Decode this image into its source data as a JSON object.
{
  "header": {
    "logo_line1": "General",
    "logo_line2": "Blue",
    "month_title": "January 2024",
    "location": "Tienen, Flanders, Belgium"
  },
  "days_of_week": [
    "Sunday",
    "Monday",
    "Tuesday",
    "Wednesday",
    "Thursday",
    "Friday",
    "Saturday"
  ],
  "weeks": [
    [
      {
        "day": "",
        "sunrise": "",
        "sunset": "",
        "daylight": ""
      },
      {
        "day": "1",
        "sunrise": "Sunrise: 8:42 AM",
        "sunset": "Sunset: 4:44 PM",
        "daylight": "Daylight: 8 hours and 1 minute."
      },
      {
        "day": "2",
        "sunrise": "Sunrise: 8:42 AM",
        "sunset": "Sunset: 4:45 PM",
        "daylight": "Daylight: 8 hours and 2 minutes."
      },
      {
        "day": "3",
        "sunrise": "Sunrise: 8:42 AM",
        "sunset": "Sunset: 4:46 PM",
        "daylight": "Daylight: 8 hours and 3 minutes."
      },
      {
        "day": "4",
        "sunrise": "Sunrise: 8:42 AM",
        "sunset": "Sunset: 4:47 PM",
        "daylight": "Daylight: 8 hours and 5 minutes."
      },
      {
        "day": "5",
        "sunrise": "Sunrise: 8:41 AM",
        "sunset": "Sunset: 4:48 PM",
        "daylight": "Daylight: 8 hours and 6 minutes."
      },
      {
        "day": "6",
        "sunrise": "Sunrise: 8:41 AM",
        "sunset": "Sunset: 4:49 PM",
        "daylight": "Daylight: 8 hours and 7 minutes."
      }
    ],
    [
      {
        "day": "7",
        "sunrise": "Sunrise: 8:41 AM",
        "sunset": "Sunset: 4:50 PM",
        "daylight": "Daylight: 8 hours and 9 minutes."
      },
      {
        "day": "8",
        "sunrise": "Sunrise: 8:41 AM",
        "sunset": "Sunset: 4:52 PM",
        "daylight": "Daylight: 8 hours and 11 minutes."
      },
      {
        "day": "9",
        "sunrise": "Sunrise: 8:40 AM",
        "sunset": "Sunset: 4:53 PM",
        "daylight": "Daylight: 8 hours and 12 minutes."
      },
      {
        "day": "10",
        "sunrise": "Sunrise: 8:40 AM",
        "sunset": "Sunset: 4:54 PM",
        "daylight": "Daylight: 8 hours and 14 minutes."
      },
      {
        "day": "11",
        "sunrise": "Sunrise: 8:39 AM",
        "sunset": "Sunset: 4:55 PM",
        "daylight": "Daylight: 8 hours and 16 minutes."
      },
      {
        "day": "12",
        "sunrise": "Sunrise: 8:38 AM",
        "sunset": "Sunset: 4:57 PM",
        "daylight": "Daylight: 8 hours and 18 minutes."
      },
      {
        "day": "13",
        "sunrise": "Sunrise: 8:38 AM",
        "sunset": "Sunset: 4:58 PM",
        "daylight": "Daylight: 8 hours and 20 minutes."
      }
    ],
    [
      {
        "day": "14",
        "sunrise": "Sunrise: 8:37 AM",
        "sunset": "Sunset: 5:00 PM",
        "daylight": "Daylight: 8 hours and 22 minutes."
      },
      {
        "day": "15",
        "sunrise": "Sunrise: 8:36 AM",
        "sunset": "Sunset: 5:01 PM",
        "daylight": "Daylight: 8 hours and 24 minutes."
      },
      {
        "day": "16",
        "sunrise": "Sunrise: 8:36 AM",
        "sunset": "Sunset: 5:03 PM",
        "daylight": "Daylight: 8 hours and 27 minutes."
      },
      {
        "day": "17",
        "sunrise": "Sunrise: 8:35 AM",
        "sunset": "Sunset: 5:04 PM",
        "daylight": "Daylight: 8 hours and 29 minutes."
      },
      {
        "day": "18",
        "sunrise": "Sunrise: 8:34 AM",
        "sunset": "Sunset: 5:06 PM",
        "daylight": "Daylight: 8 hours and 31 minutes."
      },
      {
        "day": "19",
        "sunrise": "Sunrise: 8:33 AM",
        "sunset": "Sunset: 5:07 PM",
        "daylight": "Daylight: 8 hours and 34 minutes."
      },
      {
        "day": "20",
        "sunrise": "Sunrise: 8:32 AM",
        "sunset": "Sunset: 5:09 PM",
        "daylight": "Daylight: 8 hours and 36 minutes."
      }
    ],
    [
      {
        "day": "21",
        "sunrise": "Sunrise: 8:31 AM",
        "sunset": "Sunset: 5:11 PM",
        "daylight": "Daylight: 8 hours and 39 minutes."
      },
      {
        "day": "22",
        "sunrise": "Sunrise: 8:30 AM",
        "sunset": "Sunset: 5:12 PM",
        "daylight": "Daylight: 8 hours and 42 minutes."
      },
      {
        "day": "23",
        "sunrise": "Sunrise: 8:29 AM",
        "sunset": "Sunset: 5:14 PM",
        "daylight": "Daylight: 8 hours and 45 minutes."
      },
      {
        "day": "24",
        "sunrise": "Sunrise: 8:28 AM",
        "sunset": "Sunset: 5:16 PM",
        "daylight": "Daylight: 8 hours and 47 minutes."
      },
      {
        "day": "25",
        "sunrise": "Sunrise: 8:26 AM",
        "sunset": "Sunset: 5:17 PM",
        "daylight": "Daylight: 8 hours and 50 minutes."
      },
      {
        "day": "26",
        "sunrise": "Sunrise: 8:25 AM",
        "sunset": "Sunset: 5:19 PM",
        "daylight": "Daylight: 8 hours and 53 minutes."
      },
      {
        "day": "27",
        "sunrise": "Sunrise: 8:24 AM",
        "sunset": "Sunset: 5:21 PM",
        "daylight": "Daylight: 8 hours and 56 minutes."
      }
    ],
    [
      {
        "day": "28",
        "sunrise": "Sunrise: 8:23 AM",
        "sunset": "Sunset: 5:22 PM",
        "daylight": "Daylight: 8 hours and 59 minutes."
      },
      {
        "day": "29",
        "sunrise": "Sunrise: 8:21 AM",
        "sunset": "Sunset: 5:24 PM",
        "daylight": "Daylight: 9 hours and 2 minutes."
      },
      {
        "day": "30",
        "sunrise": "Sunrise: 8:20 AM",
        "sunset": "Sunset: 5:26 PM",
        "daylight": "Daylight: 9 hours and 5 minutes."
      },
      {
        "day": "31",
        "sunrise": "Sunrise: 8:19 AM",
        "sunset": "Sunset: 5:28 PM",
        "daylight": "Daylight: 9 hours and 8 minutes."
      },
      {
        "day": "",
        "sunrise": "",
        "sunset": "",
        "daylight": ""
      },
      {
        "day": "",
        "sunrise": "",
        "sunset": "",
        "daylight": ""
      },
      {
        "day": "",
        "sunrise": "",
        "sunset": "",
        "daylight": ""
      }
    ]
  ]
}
__________________________________________________
Extract the complete data, matching each line exactly.

Decode this image into its source data as a JSON object.
{
  "header": {
    "logo_line1": "General",
    "logo_line2": "Blue",
    "month_title": "January 2024",
    "location": "Tienen, Flanders, Belgium"
  },
  "days_of_week": [
    "Sunday",
    "Monday",
    "Tuesday",
    "Wednesday",
    "Thursday",
    "Friday",
    "Saturday"
  ],
  "weeks": [
    [
      {
        "day": "",
        "sunrise": "",
        "sunset": "",
        "daylight": ""
      },
      {
        "day": "1",
        "sunrise": "Sunrise: 8:42 AM",
        "sunset": "Sunset: 4:44 PM",
        "daylight": "Daylight: 8 hours and 1 minute."
      },
      {
        "day": "2",
        "sunrise": "Sunrise: 8:42 AM",
        "sunset": "Sunset: 4:45 PM",
        "daylight": "Daylight: 8 hours and 2 minutes."
      },
      {
        "day": "3",
        "sunrise": "Sunrise: 8:42 AM",
        "sunset": "Sunset: 4:46 PM",
        "daylight": "Daylight: 8 hours and 3 minutes."
      },
      {
        "day": "4",
        "sunrise": "Sunrise: 8:42 AM",
        "sunset": "Sunset: 4:47 PM",
        "daylight": "Daylight: 8 hours and 5 minutes."
      },
      {
        "day": "5",
        "sunrise": "Sunrise: 8:41 AM",
        "sunset": "Sunset: 4:48 PM",
        "daylight": "Daylight: 8 hours and 6 minutes."
      },
      {
        "day": "6",
        "sunrise": "Sunrise: 8:41 AM",
        "sunset": "Sunset: 4:49 PM",
        "daylight": "Daylight: 8 hours and 7 minutes."
      }
    ],
    [
      {
        "day": "7",
        "sunrise": "Sunrise: 8:41 AM",
        "sunset": "Sunset: 4:50 PM",
        "daylight": "Daylight: 8 hours and 9 minutes."
      },
      {
        "day": "8",
        "sunrise": "Sunrise: 8:41 AM",
        "sunset": "Sunset: 4:52 PM",
        "daylight": "Daylight: 8 hours and 11 minutes."
      },
      {
        "day": "9",
        "sunrise": "Sunrise: 8:40 AM",
        "sunset": "Sunset: 4:53 PM",
        "daylight": "Daylight: 8 hours and 12 minutes."
      },
      {
        "day": "10",
        "sunrise": "Sunrise: 8:40 AM",
        "sunset": "Sunset: 4:54 PM",
        "daylight": "Daylight: 8 hours and 14 minutes."
      },
      {
        "day": "11",
        "sunrise": "Sunrise: 8:39 AM",
        "sunset": "Sunset: 4:55 PM",
        "daylight": "Daylight: 8 hours and 16 minutes."
      },
      {
        "day": "12",
        "sunrise": "Sunrise: 8:38 AM",
        "sunset": "Sunset: 4:57 PM",
        "daylight": "Daylight: 8 hours and 18 minutes."
      },
      {
        "day": "13",
        "sunrise": "Sunrise: 8:38 AM",
        "sunset": "Sunset: 4:58 PM",
        "daylight": "Daylight: 8 hours and 20 minutes."
      }
    ],
    [
      {
        "day": "14",
        "sunrise": "Sunrise: 8:37 AM",
        "sunset": "Sunset: 5:00 PM",
        "daylight": "Daylight: 8 hours and 22 minutes."
      },
      {
        "day": "15",
        "sunrise": "Sunrise: 8:36 AM",
        "sunset": "Sunset: 5:01 PM",
        "daylight": "Daylight: 8 hours and 24 minutes."
      },
      {
        "day": "16",
        "sunrise": "Sunrise: 8:36 AM",
        "sunset": "Sunset: 5:03 PM",
        "daylight": "Daylight: 8 hours and 27 minutes."
      },
      {
        "day": "17",
        "sunrise": "Sunrise: 8:35 AM",
        "sunset": "Sunset: 5:04 PM",
        "daylight": "Daylight: 8 hours and 29 minutes."
      },
      {
        "day": "18",
        "sunrise": "Sunrise: 8:34 AM",
        "sunset": "Sunset: 5:06 PM",
        "daylight": "Daylight: 8 hours and 31 minutes."
      },
      {
        "day": "19",
        "sunrise": "Sunrise: 8:33 AM",
        "sunset": "Sunset: 5:07 PM",
        "daylight": "Daylight: 8 hours and 34 minutes."
      },
      {
        "day": "20",
        "sunrise": "Sunrise: 8:32 AM",
        "sunset": "Sunset: 5:09 PM",
        "daylight": "Daylight: 8 hours and 36 minutes."
      }
    ],
    [
      {
        "day": "21",
        "sunrise": "Sunrise: 8:31 AM",
        "sunset": "Sunset: 5:11 PM",
        "daylight": "Daylight: 8 hours and 39 minutes."
      },
      {
        "day": "22",
        "sunrise": "Sunrise: 8:30 AM",
        "sunset": "Sunset: 5:12 PM",
        "daylight": "Daylight: 8 hours and 42 minutes."
      },
      {
        "day": "23",
        "sunrise": "Sunrise: 8:29 AM",
        "sunset": "Sunset: 5:14 PM",
        "daylight": "Daylight: 8 hours and 45 minutes."
      },
      {
        "day": "24",
        "sunrise": "Sunrise: 8:28 AM",
        "sunset": "Sunset: 5:16 PM",
        "daylight": "Daylight: 8 hours and 47 minutes."
      },
      {
        "day": "25",
        "sunrise": "Sunrise: 8:26 AM",
        "sunset": "Sunset: 5:17 PM",
        "daylight": "Daylight: 8 hours and 50 minutes."
      },
      {
        "day": "26",
        "sunrise": "Sunrise: 8:25 AM",
        "sunset": "Sunset: 5:19 PM",
        "daylight": "Daylight: 8 hours and 53 minutes."
      },
      {
        "day": "27",
        "sunrise": "Sunrise: 8:24 AM",
        "sunset": "Sunset: 5:21 PM",
        "daylight": "Daylight: 8 hours and 56 minutes."
      }
    ],
    [
      {
        "day": "28",
        "sunrise": "Sunrise: 8:23 AM",
        "sunset": "Sunset: 5:22 PM",
        "daylight": "Daylight: 8 hours and 59 minutes."
      },
      {
        "day": "29",
        "sunrise": "Sunrise: 8:21 AM",
        "sunset": "Sunset: 5:24 PM",
        "daylight": "Daylight: 9 hours and 2 minutes."
      },
      {
        "day": "30",
        "sunrise": "Sunrise: 8:20 AM",
        "sunset": "Sunset: 5:26 PM",
        "daylight": "Daylight: 9 hours and 5 minutes."
      },
      {
        "day": "31",
        "sunrise": "Sunrise: 8:19 AM",
        "sunset": "Sunset: 5:28 PM",
        "daylight": "Daylight: 9 hours and 8 minutes."
      },
      {
        "day": "",
        "sunrise": "",
        "sunset": "",
        "daylight": ""
      },
      {
        "day": "",
        "sunrise": "",
        "sunset": "",
        "daylight": ""
      },
      {
        "day": "",
        "sunrise": "",
        "sunset": "",
        "daylight": ""
      }
    ]
  ]
}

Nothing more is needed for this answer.